**Records:**
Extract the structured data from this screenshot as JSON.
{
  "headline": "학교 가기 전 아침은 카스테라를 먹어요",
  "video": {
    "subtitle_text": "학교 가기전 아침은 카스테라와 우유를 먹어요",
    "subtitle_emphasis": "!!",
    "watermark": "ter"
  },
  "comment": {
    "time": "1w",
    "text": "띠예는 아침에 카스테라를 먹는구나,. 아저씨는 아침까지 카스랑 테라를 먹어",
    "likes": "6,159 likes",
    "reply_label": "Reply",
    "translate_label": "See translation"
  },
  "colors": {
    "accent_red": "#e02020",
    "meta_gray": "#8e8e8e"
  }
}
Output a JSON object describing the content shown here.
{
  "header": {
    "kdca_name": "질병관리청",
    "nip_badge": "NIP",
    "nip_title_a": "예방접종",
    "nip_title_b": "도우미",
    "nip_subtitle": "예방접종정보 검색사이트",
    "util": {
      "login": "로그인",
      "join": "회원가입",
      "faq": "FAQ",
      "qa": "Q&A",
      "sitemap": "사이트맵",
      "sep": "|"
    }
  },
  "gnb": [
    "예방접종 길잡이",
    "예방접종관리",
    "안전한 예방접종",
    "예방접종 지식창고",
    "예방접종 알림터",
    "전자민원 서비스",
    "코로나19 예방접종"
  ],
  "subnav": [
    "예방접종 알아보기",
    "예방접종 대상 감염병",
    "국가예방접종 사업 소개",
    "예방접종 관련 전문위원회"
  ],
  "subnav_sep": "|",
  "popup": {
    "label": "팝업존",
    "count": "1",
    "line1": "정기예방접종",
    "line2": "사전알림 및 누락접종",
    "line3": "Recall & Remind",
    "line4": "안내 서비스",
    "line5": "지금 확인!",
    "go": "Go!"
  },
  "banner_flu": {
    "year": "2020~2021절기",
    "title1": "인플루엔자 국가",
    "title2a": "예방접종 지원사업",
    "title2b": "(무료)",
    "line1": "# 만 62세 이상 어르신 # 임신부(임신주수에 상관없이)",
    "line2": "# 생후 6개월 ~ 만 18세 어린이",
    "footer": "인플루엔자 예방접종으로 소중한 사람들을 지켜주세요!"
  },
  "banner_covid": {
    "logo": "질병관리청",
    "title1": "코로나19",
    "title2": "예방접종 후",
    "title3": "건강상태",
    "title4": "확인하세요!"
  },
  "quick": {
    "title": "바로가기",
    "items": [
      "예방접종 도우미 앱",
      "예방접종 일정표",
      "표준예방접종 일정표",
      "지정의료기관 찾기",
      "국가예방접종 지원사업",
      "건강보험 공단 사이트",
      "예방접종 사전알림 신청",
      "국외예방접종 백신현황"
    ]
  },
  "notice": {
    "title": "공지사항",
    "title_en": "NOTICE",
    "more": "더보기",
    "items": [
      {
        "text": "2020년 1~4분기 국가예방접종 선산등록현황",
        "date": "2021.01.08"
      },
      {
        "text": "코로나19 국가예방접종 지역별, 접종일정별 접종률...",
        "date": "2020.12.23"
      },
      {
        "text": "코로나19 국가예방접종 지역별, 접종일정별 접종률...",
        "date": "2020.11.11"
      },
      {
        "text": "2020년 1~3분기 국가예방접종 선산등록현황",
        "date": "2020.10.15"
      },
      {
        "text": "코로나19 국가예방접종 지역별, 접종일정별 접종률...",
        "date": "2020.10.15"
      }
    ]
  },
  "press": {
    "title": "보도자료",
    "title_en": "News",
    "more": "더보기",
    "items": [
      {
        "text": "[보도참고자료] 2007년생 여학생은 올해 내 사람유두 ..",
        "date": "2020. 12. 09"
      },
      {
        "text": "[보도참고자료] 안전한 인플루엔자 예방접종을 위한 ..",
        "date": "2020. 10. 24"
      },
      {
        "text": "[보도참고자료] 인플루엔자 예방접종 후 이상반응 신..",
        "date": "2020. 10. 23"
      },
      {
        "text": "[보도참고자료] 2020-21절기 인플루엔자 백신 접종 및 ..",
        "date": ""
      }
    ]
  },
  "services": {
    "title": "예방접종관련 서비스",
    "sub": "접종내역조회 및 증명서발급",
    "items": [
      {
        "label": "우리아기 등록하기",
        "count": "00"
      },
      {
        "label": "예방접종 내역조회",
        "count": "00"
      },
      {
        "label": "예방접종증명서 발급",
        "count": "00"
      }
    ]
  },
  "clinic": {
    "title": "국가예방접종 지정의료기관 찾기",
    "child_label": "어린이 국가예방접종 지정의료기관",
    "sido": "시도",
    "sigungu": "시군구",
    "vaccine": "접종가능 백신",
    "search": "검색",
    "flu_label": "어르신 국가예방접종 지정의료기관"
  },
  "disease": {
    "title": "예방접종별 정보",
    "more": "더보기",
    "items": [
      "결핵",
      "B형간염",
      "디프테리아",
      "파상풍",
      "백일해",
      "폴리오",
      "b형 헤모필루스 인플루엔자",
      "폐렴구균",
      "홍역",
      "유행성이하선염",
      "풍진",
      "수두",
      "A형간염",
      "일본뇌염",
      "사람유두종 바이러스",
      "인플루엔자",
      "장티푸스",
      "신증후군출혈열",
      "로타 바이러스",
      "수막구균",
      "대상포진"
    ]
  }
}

**What the task asks:**
Out of the preceding entries, pull every line containing the string "카스테라를".

**Exercise result:**
  "headline": "학교 가기 전 아침은 카스테라를 먹어요",
    "text": "띠예는 아침에 카스테라를 먹는구나,. 아저씨는 아침까지 카스랑 테라를 먹어",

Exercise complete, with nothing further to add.